## Problem description
How many lines in the listing below include the word "hogy"? Reply with the count alone.
***** Data listing
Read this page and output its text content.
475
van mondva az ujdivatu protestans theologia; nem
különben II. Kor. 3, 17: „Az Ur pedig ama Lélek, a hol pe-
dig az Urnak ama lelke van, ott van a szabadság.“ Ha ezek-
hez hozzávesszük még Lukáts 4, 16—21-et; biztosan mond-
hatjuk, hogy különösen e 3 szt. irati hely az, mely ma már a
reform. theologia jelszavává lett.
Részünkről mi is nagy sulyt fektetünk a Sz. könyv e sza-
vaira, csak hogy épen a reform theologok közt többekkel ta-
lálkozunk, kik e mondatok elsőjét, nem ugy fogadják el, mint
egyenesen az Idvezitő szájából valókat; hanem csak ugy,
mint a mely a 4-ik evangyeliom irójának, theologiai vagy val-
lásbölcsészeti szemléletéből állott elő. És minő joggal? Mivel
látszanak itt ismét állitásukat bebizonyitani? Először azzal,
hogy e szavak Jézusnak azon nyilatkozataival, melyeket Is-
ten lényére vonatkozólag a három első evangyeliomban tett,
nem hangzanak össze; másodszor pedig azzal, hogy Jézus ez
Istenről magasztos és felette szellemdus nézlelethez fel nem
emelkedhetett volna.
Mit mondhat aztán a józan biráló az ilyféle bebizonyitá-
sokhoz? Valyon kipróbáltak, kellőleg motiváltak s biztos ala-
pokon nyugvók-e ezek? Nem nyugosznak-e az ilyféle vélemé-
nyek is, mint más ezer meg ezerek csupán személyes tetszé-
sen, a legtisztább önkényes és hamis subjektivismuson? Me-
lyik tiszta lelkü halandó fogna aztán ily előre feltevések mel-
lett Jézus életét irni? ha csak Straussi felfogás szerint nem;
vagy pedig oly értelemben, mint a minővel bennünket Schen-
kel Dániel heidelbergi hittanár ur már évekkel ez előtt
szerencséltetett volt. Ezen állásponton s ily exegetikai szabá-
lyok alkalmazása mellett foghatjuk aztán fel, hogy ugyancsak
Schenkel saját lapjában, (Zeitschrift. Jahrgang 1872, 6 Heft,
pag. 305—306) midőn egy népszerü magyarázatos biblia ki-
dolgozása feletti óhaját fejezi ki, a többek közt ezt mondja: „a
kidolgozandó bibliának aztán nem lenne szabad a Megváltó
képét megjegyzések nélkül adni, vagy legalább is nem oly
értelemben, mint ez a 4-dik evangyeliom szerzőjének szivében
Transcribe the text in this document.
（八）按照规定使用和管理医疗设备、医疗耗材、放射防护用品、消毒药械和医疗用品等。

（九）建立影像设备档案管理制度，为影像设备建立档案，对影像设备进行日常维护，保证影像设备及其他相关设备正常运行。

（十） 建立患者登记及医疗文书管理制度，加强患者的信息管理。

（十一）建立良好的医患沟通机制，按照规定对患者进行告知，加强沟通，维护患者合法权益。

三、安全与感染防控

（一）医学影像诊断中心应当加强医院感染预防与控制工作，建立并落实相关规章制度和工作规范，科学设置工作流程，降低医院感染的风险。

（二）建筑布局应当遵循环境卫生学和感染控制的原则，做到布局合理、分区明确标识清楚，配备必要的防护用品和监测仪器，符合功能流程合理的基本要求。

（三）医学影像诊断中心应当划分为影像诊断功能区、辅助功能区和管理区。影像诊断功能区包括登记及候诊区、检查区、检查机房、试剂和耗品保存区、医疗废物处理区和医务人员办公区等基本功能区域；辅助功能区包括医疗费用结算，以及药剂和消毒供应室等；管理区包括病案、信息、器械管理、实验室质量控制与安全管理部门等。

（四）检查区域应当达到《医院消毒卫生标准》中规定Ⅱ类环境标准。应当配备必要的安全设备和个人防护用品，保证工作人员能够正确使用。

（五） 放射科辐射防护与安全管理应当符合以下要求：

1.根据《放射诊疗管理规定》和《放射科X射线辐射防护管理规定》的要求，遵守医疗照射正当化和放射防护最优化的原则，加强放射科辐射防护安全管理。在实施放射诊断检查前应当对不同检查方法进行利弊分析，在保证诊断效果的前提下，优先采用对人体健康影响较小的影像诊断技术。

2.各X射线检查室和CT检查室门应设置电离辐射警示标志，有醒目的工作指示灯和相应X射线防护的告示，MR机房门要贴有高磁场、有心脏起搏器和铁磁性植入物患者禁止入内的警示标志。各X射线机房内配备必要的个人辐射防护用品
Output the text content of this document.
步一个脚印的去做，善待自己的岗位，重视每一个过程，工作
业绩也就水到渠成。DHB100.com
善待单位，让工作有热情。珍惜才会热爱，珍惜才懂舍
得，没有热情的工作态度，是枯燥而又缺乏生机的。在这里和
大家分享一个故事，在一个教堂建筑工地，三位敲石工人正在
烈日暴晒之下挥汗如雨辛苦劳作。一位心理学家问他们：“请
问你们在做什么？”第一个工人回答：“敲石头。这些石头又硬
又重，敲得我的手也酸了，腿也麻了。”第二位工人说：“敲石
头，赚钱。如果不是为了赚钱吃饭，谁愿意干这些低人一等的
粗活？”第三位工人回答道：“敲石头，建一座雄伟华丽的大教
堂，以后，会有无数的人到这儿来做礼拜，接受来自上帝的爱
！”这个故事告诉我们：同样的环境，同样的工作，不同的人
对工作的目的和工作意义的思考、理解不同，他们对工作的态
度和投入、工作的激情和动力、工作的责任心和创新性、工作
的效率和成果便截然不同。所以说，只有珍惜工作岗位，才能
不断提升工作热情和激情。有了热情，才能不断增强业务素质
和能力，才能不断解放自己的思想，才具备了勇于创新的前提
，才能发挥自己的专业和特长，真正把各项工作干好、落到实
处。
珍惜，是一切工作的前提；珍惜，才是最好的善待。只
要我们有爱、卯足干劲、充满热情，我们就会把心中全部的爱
**********
## Answer to this task
5